→ **SHORT EXERCISE**
Find the line with "What text is on this page?", then retype it and each later line through the last, exactly. Leave out pictures.

→ **PROVIDED ENTRIES**

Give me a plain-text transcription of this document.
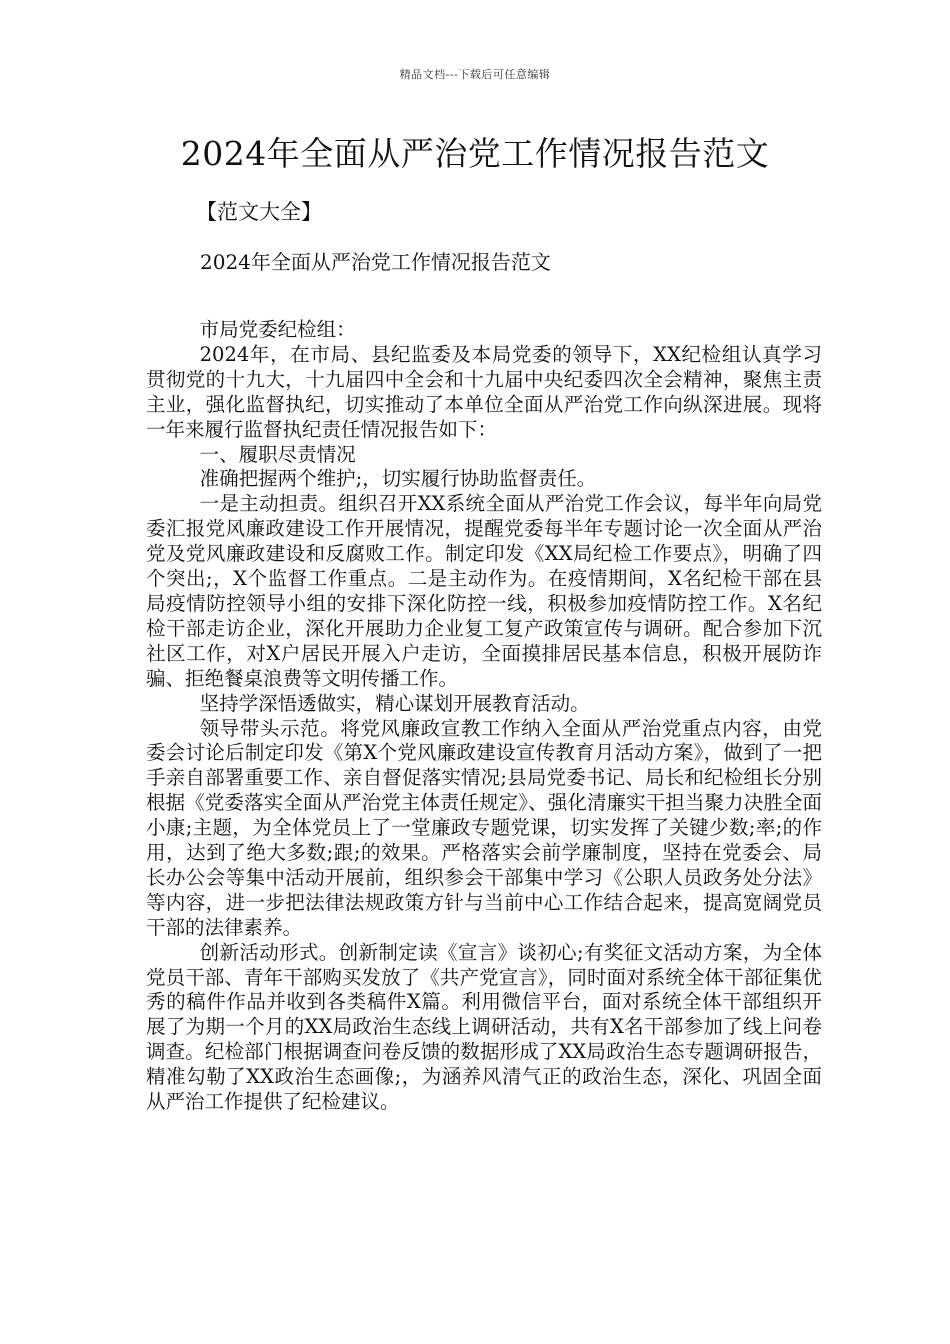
精品文档---下载后可任意编辑
2024年全面从严治党工作情况报告范文
【范文大全】
2024年全面从严治党工作情况报告范文

市局党委纪检组：

2024年，在市局、县纪监委及本局党委的领导下，XX纪检组认真学习贯彻党的十九大，十九届四中全会和十九届中央纪委四次全会精神，聚焦主责主业，强化监督执纪，切实推动了本单位全面从严治党工作向纵深进展。现将一年来履行监督执纪责任情况报告如下：

一、履职尽责情况

准确把握两个维护;，切实履行协助监督责任。

一是主动担责。组织召开XX系统全面从严治党工作会议，每半年向局党委汇报党风廉政建设工作开展情况，提醒党委每半年专题讨论一次全面从严治党及党风廉政建设和反腐败工作。制定印发《XX局纪检工作要点》，明确了四个突出;，X个监督工作重点。二是主动作为。在疫情期间，X名纪检干部在县局疫情防控领导小组的安排下深化防控一线，积极参加疫情防控工作。X名纪检干部走访企业，深化开展助力企业复工复产政策宣传与调研。配合参加下沉社区工作，对X户居民开展入户走访，全面摸排居民基本信息，积极开展防诈骗、拒绝餐桌浪费等文明传播工作。

坚持学深悟透做实，精心谋划开展教育活动。

领导带头示范。将党风廉政宣教工作纳入全面从严治党重点内容，由党委会讨论后制定印发《第X个党风廉政建设宣传教育月活动方案》，做到了一把手亲自部署重要工作、亲自督促落实情况;县局党委书记、局长和纪检组长分别根据《党委落实全面从严治党主体责任规定》、强化清廉实干担当聚力决胜全面小康;主题，为全体党员上了一堂廉政专题党课，切实发挥了关键少数;率;的作用，达到了绝大多数;跟;的效果。严格落实会前学廉制度，坚持在党委会、局长办公会等集中活动开展前，组织参会干部集中学习《公职人员政务处分法》等内容，进一步把法律法规政策方针与当前中心工作结合起来，提高宽阔党员干部的法律素养。

创新活动形式。创新制定读《宣言》谈初心;有奖征文活动方案，为全体党员干部、青年干部购买发放了《共产党宣言》，同时面对系统全体干部征集优秀的稿件作品并收到各类稿件X篇。利用微信平台，面对系统全体干部组织开展了为期一个月的XX局政治生态线上调研活动，共有X名干部参加了线上问卷调查。纪检部门根据调查问卷反馈的数据形成了XX局政治生态专题调研报告，精准勾勒了XX政治生态画像;，为涵养风清气正的政治生态，深化、巩固全面从严治工作提供了纪检建议。
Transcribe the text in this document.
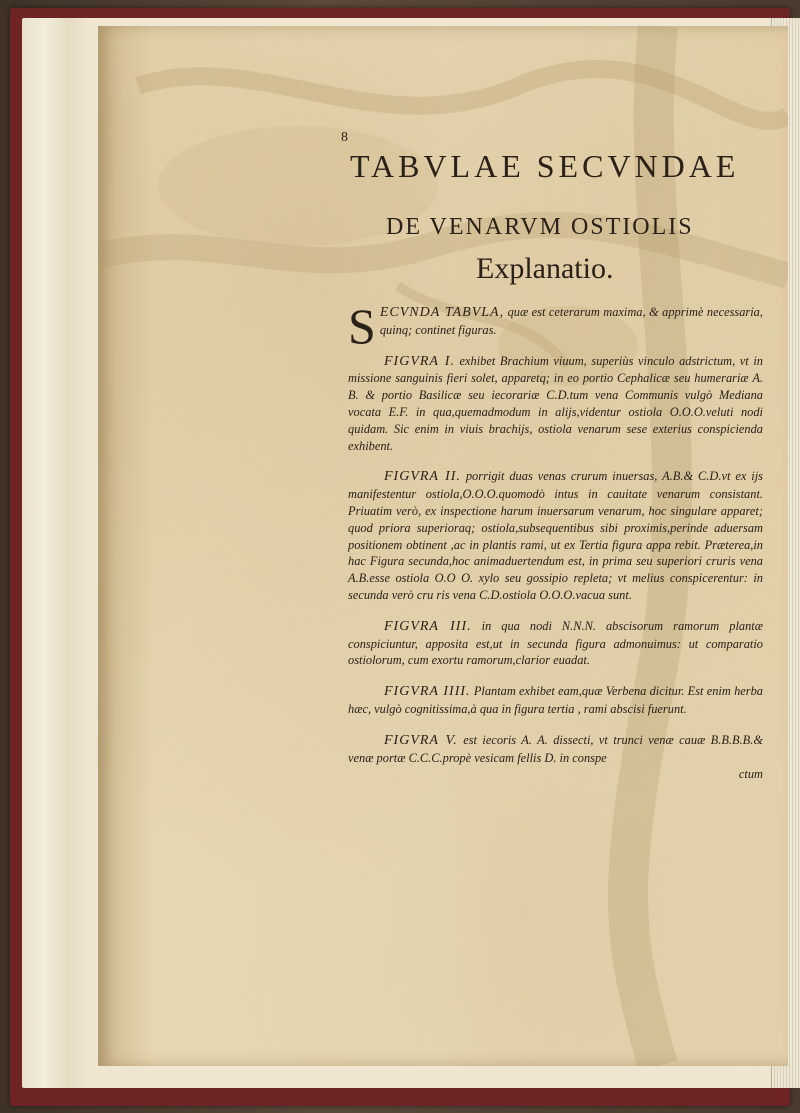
8
TABVLAE SECVNDAE
DE VENARVM OSTIOLIS
Explanatio.

S ECVNDA TABVLA, quæ est ceterarum maxima, & apprimè necessaria, quinq; continet figuras.

FIGVRA I. exhibet Brachium viuum, superiùs vinculo adstrictum, vt in missione sanguinis fieri solet, apparetq; in eo portio Cephalicæ seu humerariæ A. B. & portio Basilicæ seu iecorariæ C.D.tum vena Communis vulgò Mediana vocata E.F. in qua,quemadmodum in alijs,videntur ostiola O.O.O.veluti nodi quidam. Sic enim in viuis brachijs, ostiola venarum sese exterius conspicienda exhibent.

FIGVRA II. porrigit duas venas crurum inuersas, A.B.& C.D.vt ex ijs manifestentur ostiola,O.O.O.quomodò intus in cauitate venarum consistant. Priuatim verò, ex inspectione harum inuersarum venarum, hoc singulare apparet; quod priora superioraq; ostiola,subsequentibus sibi proximis,perinde aduersam positionem obtinent ,ac in plantis rami, ut ex Tertia figura appa rebit. Præterea,in hac Figura secunda,hoc animaduertendum est, in prima seu superiori cruris vena A.B.esse ostiola O.O O. xylo seu gossipio repleta; vt melius conspicerentur: in secunda verò cru ris vena C.D.ostiola O.O.O.vacua sunt.

FIGVRA III. in qua nodi N.N.N. abscisorum ramorum plantæ conspiciuntur, apposita est,ut in secunda figura admonuimus: ut comparatio ostiolorum, cum exortu ramorum,clarior euadat.

FIGVRA IIII. Plantam exhibet eam,quæ Verbena dicitur. Est enim herba hæc, vulgò cognitissima,à qua in figura tertia , rami abscisi fuerunt.

FIGVRA V. est iecoris A. A. dissecti, vt trunci venæ cauæ B.B.B.B.& venæ portæ C.C.C.propè vesicam fellis D. in conspe
ctum
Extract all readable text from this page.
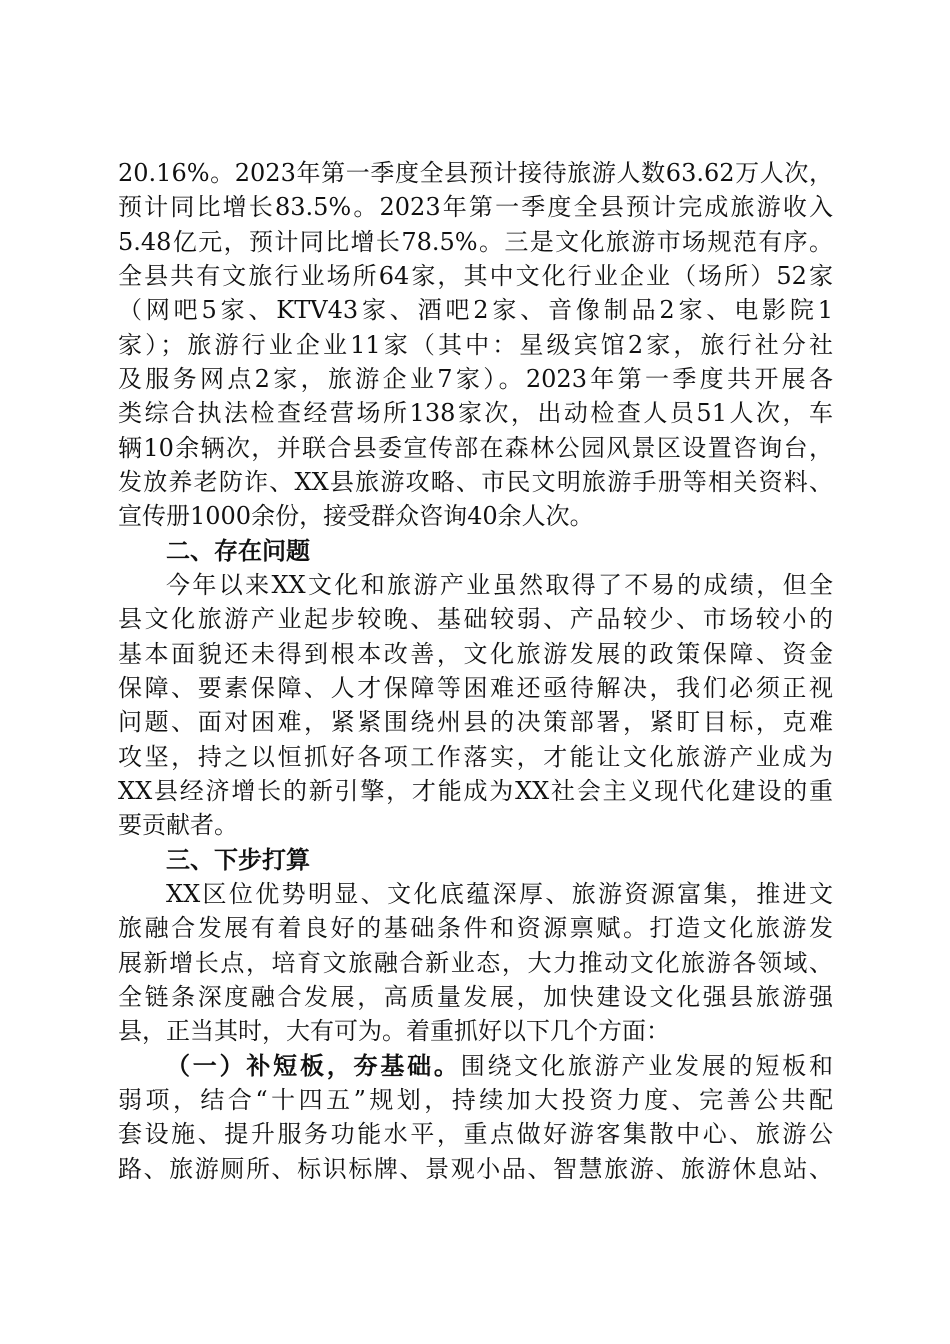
20.16%。2023年第一季度全县预计接待旅游人数63.62万人次，
预计同比增长83.5%。2023年第一季度全县预计完成旅游收入
5.48亿元，预计同比增长78.5%。三是文化旅游市场规范有序。
全县共有文旅行业场所64家，其中文化行业企业（场所）52家
（网吧5家、KTV43家、酒吧2家、音像制品2家、电影院1
家）；旅游行业企业11家（其中：星级宾馆2家，旅行社分社
及服务网点2家，旅游企业7家）。2023年第一季度共开展各
类综合执法检查经营场所138家次，出动检查人员51人次，车
辆10余辆次，并联合县委宣传部在森林公园风景区设置咨询台，
发放养老防诈、XX县旅游攻略、市民文明旅游手册等相关资料、
宣传册1000余份，接受群众咨询40余人次。
二、存在问题
今年以来XX文化和旅游产业虽然取得了不易的成绩，但全
县文化旅游产业起步较晚、基础较弱、产品较少、市场较小的
基本面貌还未得到根本改善，文化旅游发展的政策保障、资金
保障、要素保障、人才保障等困难还亟待解决，我们必须正视
问题、面对困难，紧紧围绕州县的决策部署，紧盯目标，克难
攻坚，持之以恒抓好各项工作落实，才能让文化旅游产业成为
XX县经济增长的新引擎，才能成为XX社会主义现代化建设的重
要贡献者。
三、下步打算
XX区位优势明显、文化底蕴深厚、旅游资源富集，推进文
旅融合发展有着良好的基础条件和资源禀赋。打造文化旅游发
展新增长点，培育文旅融合新业态，大力推动文化旅游各领域、
全链条深度融合发展，高质量发展，加快建设文化强县旅游强
县，正当其时，大有可为。着重抓好以下几个方面：
（一）补短板，夯基础。围绕文化旅游产业发展的短板和
弱项，结合“十四五”规划，持续加大投资力度、完善公共配
套设施、提升服务功能水平，重点做好游客集散中心、旅游公
路、旅游厕所、标识标牌、景观小品、智慧旅游、旅游休息站、
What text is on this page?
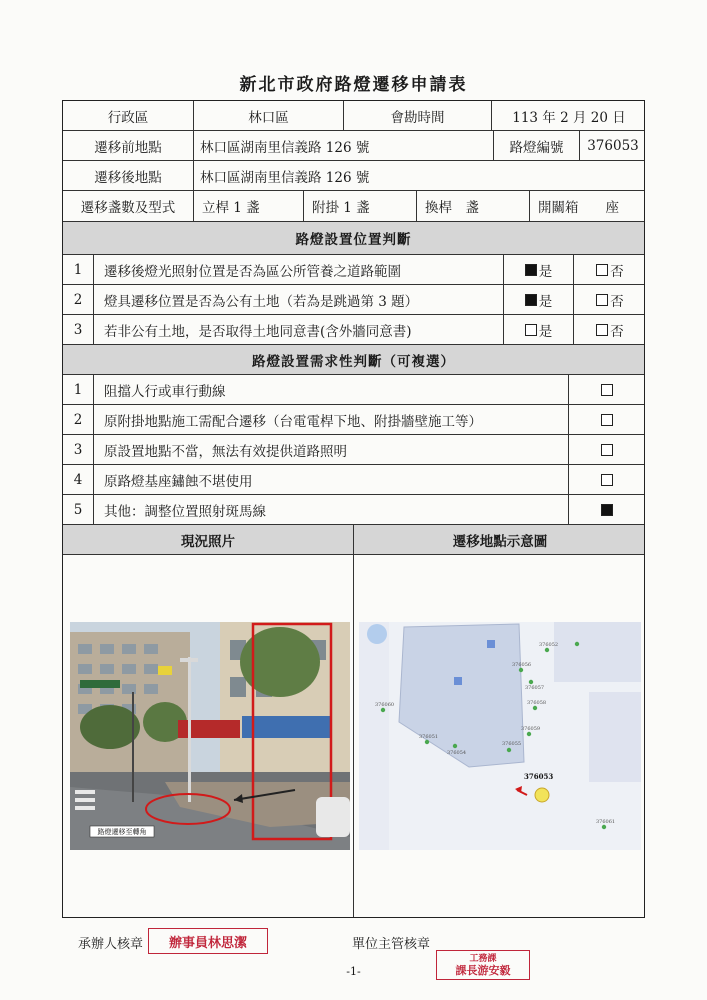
新北市政府路燈遷移申請表
行政區	林口區	會勘時間	113 年 2 月 20 日
遷移前地點	林口區湖南里信義路 126 號	路燈編號	376053
遷移後地點	林口區湖南里信義路 126 號
遷移盞數及型式	立桿 1 盞	附掛 1 盞	換桿　盞	開關箱　　座
路燈設置位置判斷
1	遷移後燈光照射位置是否為區公所管養之道路範圍	是	否
2	燈具遷移位置是否為公有土地（若為是跳過第 3 題）	是	否
3	若非公有土地，是否取得土地同意書(含外牆同意書)	是	否
路燈設置需求性判斷（可複選）
1	阻擋人行或車行動線
2	原附掛地點施工需配合遷移（台電電桿下地、附掛牆壁施工等）
3	原設置地點不當，無法有效提供道路照明
4	原路燈基座鏽蝕不堪使用
5	其他：調整位置照射斑馬線
現況照片	遷移地點示意圖
路燈遷移至轉角
376053
376052
376056
376057
376058
376059
376055
376054
376051
376060
376061
承辦人核章	辦事員林思潔	單位主管核章
工務課
課長游安毅
-1-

→ **TASK OUTPUT**
What text is on this page?
新北市政府路燈遷移申請表
行政區	林口區	會勘時間	113 年 2 月 20 日
遷移前地點	林口區湖南里信義路 126 號	路燈編號	376053
遷移後地點	林口區湖南里信義路 126 號
遷移盞數及型式	立桿 1 盞	附掛 1 盞	換桿　盞	開關箱　　座
路燈設置位置判斷
1	遷移後燈光照射位置是否為區公所管養之道路範圍	是	否
2	燈具遷移位置是否為公有土地（若為是跳過第 3 題）	是	否
3	若非公有土地，是否取得土地同意書(含外牆同意書)	是	否
路燈設置需求性判斷（可複選）
1	阻擋人行或車行動線
2	原附掛地點施工需配合遷移（台電電桿下地、附掛牆壁施工等）
3	原設置地點不當，無法有效提供道路照明
4	原路燈基座鏽蝕不堪使用
5	其他：調整位置照射斑馬線
現況照片	遷移地點示意圖
路燈遷移至轉角
376053
376052
376056
376057
376058
376059
376055
376054
376051
376060
376061
承辦人核章	辦事員林思潔	單位主管核章
工務課
課長游安毅
-1-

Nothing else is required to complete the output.